_DATA_.

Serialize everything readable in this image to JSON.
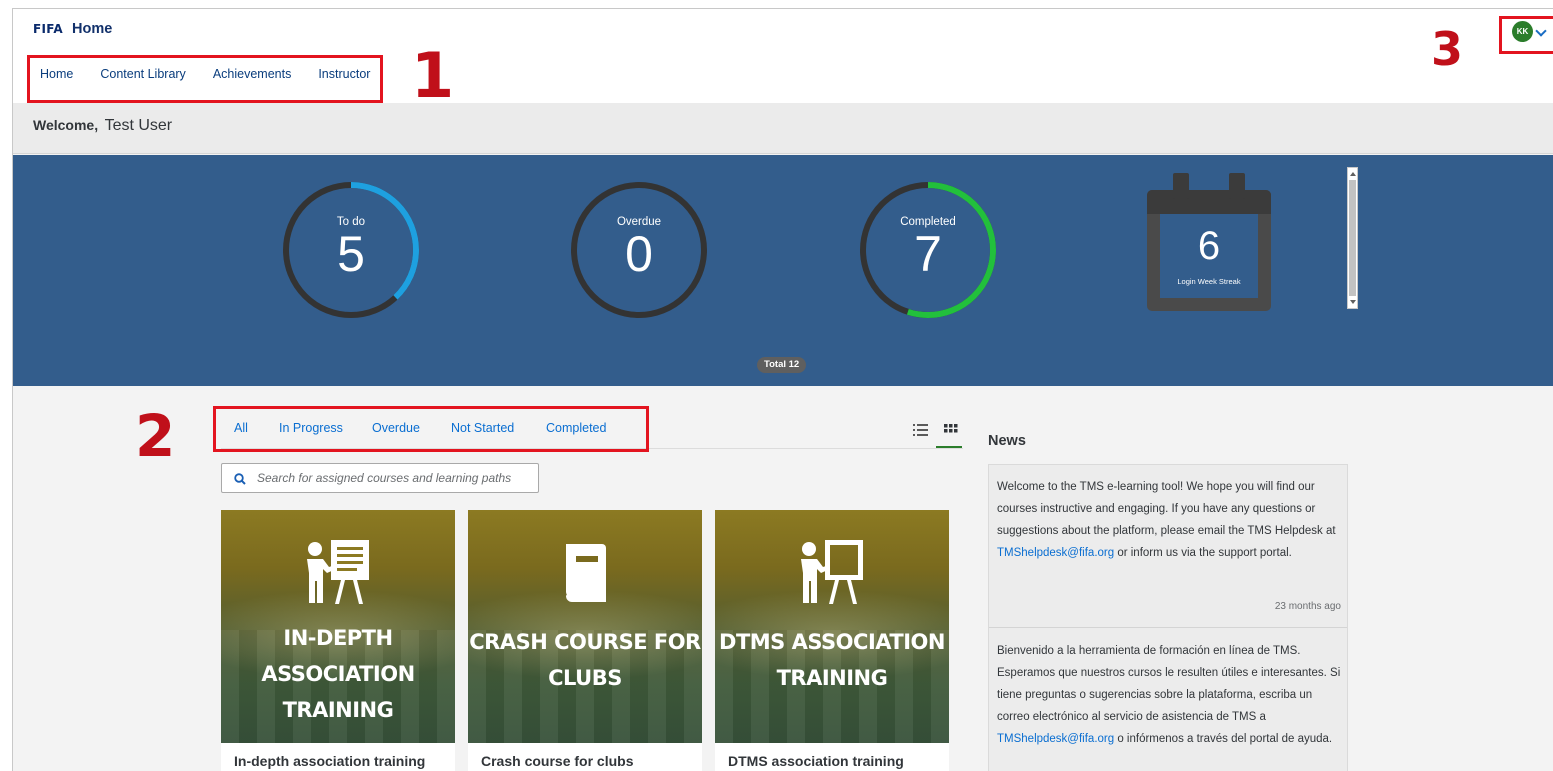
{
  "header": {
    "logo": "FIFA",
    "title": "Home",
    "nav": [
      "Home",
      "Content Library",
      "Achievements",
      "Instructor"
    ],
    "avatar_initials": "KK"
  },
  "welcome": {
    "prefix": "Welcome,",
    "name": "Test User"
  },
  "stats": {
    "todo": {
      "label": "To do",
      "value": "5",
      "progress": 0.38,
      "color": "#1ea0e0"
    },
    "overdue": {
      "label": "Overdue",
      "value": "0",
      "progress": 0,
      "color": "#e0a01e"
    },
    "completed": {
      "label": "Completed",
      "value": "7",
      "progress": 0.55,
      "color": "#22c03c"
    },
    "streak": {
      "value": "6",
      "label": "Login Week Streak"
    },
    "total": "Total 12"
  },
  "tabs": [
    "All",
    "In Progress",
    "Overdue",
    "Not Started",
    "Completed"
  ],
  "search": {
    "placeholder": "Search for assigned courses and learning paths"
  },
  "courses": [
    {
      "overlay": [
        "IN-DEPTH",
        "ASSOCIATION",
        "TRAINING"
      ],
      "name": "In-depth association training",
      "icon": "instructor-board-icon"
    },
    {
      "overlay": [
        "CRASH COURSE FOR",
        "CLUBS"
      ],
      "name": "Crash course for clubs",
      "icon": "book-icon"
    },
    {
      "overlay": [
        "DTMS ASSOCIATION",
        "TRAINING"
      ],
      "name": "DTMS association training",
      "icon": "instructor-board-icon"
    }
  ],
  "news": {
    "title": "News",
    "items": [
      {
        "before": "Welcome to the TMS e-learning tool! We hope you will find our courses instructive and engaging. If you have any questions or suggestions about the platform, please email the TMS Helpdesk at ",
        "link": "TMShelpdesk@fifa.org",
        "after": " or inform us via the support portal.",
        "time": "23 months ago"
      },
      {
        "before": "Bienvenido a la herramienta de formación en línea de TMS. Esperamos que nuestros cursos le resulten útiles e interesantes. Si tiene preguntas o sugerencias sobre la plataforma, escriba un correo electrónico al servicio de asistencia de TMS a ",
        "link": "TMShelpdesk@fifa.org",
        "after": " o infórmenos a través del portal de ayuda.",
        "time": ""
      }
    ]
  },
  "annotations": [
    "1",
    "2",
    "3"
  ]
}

---

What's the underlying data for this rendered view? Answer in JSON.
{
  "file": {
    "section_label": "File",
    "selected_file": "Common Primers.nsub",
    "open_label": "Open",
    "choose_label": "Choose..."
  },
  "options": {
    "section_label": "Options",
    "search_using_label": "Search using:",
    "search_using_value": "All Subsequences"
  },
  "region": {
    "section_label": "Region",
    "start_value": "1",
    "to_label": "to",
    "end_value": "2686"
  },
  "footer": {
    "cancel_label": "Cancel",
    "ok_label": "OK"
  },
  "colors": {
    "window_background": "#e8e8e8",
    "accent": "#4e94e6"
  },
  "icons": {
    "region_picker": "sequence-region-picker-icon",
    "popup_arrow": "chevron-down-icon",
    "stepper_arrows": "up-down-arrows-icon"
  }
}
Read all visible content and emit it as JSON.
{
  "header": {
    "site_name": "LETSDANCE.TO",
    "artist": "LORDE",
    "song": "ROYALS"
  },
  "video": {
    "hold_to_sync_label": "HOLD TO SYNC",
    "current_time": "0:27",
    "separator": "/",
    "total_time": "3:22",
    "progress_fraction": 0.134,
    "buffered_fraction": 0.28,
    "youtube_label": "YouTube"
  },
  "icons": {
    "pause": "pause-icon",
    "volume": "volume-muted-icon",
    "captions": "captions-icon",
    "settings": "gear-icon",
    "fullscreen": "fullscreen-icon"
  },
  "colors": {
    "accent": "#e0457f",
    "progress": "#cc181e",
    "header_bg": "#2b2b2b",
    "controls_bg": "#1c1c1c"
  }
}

--

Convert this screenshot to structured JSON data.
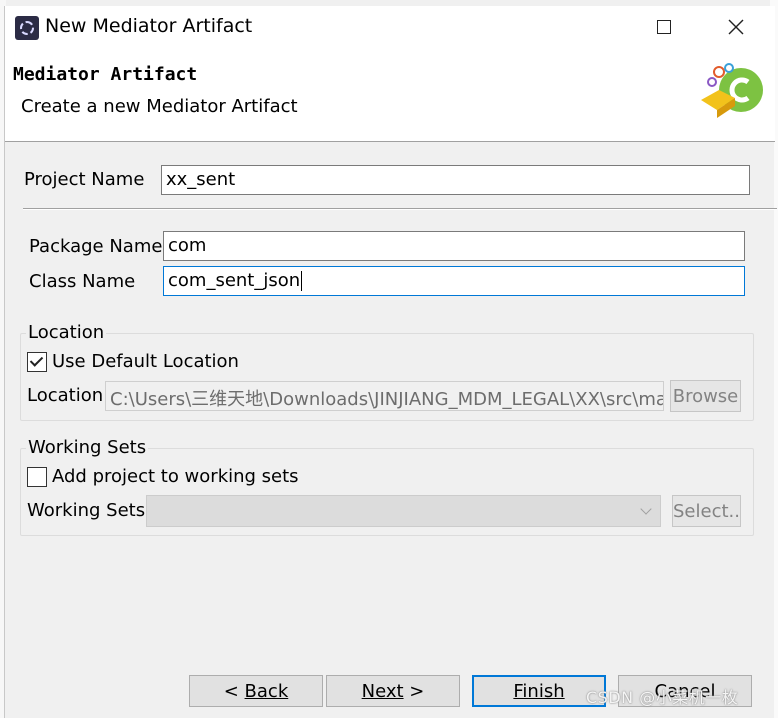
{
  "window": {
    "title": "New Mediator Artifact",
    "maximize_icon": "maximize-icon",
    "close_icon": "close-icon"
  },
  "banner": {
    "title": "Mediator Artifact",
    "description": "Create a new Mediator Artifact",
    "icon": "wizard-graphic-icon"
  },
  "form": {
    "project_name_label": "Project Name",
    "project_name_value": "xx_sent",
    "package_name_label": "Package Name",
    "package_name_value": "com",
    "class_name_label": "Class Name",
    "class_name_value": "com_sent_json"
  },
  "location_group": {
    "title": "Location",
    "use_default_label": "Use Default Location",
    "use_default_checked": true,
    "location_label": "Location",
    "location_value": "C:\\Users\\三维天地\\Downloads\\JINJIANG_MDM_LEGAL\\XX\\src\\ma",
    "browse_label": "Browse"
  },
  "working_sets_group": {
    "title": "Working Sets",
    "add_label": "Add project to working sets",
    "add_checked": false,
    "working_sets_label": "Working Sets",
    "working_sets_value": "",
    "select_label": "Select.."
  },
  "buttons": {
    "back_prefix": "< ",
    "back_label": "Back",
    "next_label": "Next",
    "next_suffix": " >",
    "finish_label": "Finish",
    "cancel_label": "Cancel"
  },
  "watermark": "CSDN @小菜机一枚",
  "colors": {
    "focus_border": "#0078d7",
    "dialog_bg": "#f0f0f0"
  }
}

_EXERCISE TASK_. Search the data above for the string "this" and return every line that has it.

_REPLY_.
Serialize everything readable in this image to JSON.
What's the underlying data for this rendered view? Answer in JSON.
Convert this screenshot to structured JSON data.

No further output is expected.